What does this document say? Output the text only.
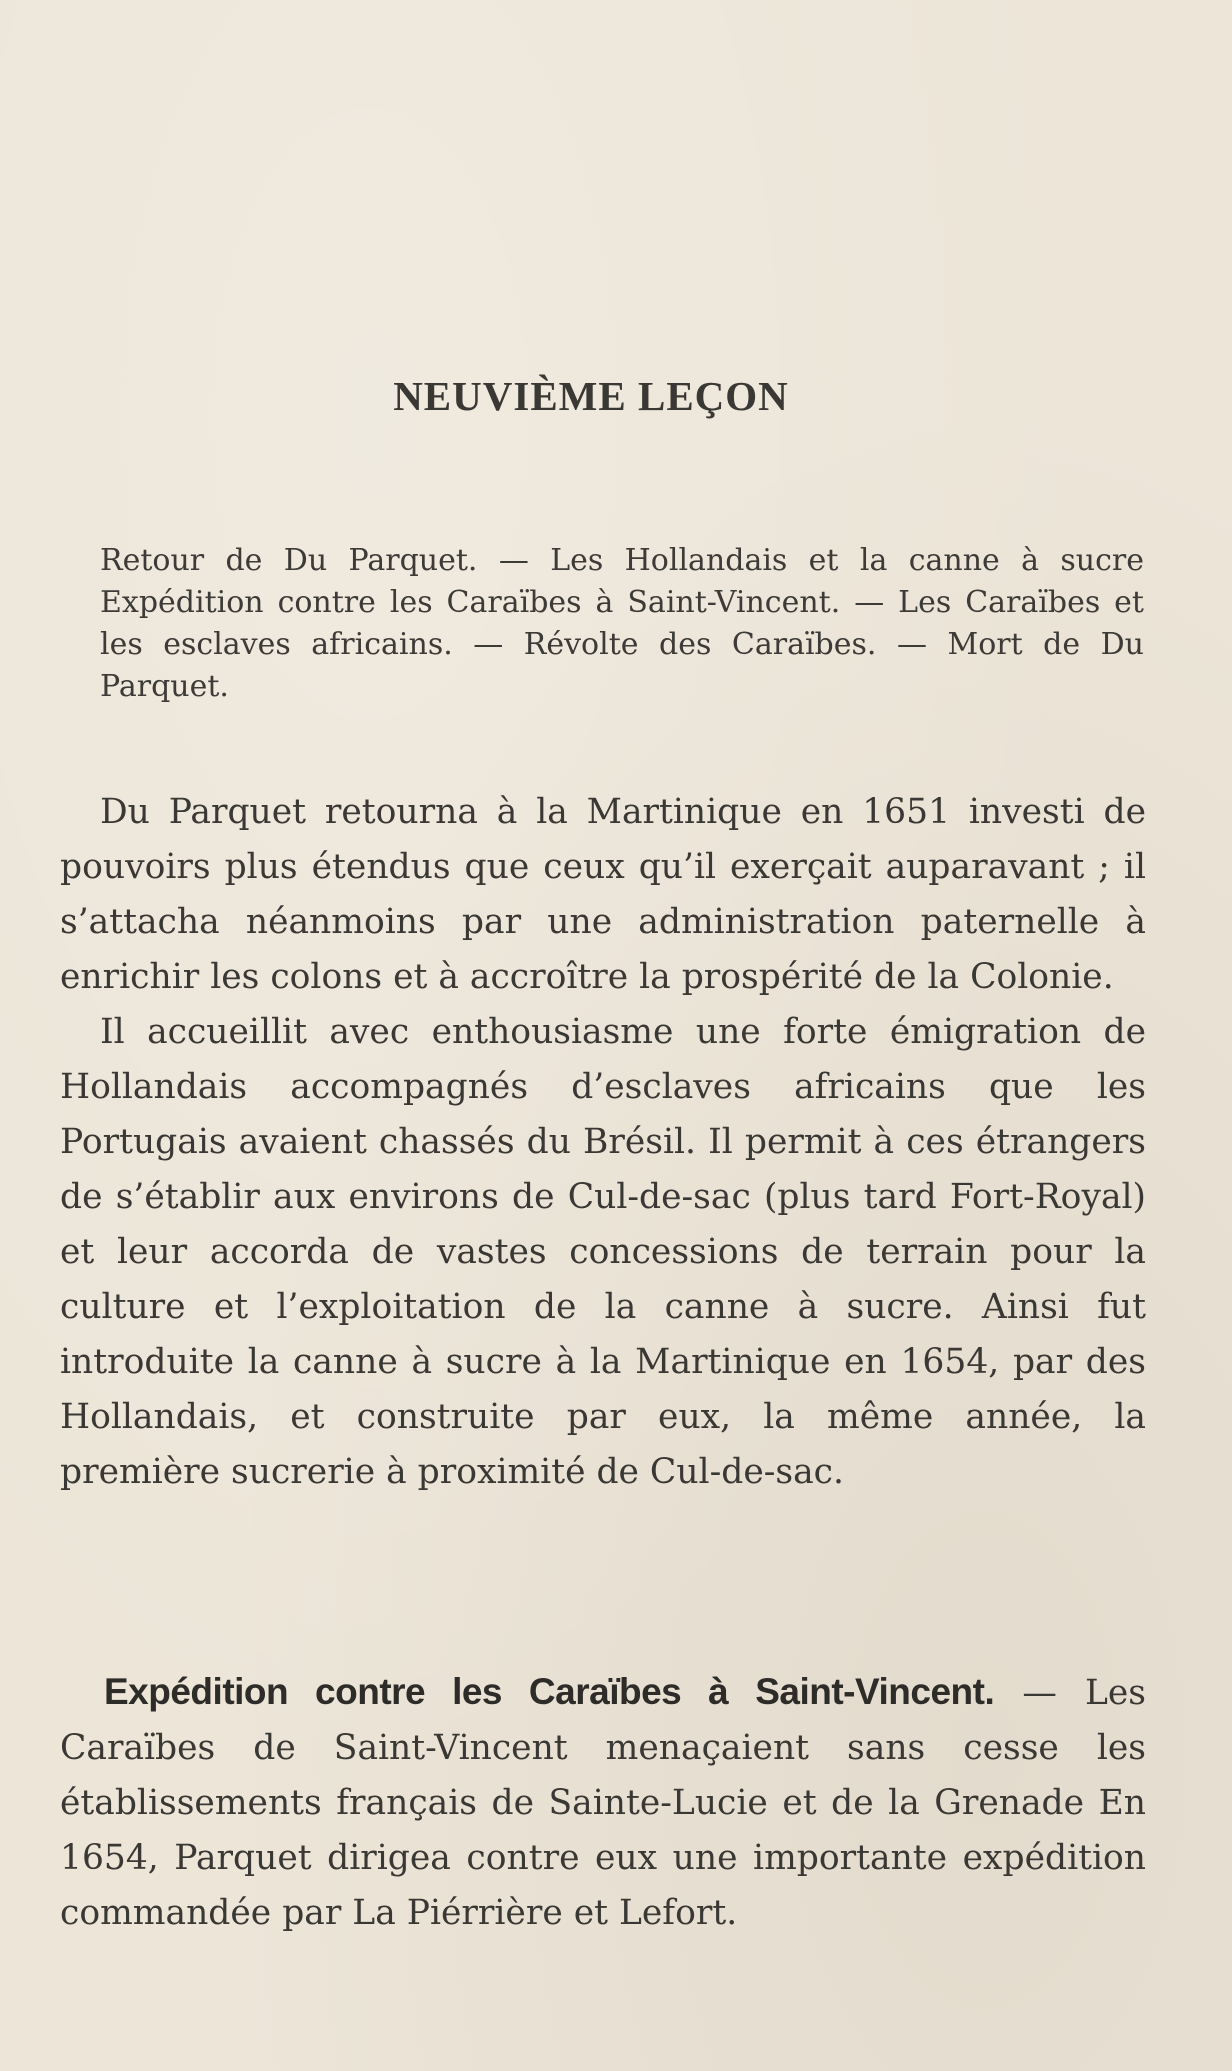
NEUVIÈME LEÇON

Retour de Du Parquet. — Les Hollandais et la canne à sucre Expédition contre les Caraïbes à Saint-Vincent. — Les Caraïbes et les esclaves africains. — Révolte des Caraïbes. — Mort de Du Parquet.

Du Parquet retourna à la Martinique en 1651 investi de pouvoirs plus étendus que ceux qu’il exerçait auparavant ; il s’attacha néanmoins par une administration paternelle à enrichir les colons et à accroître la prospérité de la Colonie.

Il accueillit avec enthousiasme une forte émigration de Hollandais accompagnés d’esclaves africains que les Portugais avaient chassés du Brésil. Il permit à ces étrangers de s’établir aux environs de Cul-de-sac (plus tard Fort-Royal) et leur accorda de vastes concessions de terrain pour la culture et l’exploitation de la canne à sucre. Ainsi fut introduite la canne à sucre à la Martinique en 1654, par des Hollandais, et construite par eux, la même année, la première sucrerie à proximité de Cul-de-sac.

Expédition contre les Caraïbes à Saint-Vincent. — Les Caraïbes de Saint-Vincent menaçaient sans cesse les établissements français de Sainte-Lucie et de la Grenade En 1654, Parquet dirigea contre eux une importante expédition commandée par La Piérrière et Lefort.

STATED EXERCISE: Look for the word "Vincent" and return every line where it occurs.

REPLY TO THE EXERCISE:
Retour de Du Parquet. — Les Hollandais et la canne à sucre Expédition contre les Caraïbes à Saint-Vincent. — Les Caraïbes et les esclaves africains. — Révolte des Caraïbes. — Mort de Du Parquet.
Expédition contre les Caraïbes à Saint-Vincent. — Les Caraïbes de Saint-Vincent menaçaient sans cesse les établissements français de Sainte-Lucie et de la Grenade En 1654, Parquet dirigea contre eux une importante expédition commandée par La Piérrière et Lefort.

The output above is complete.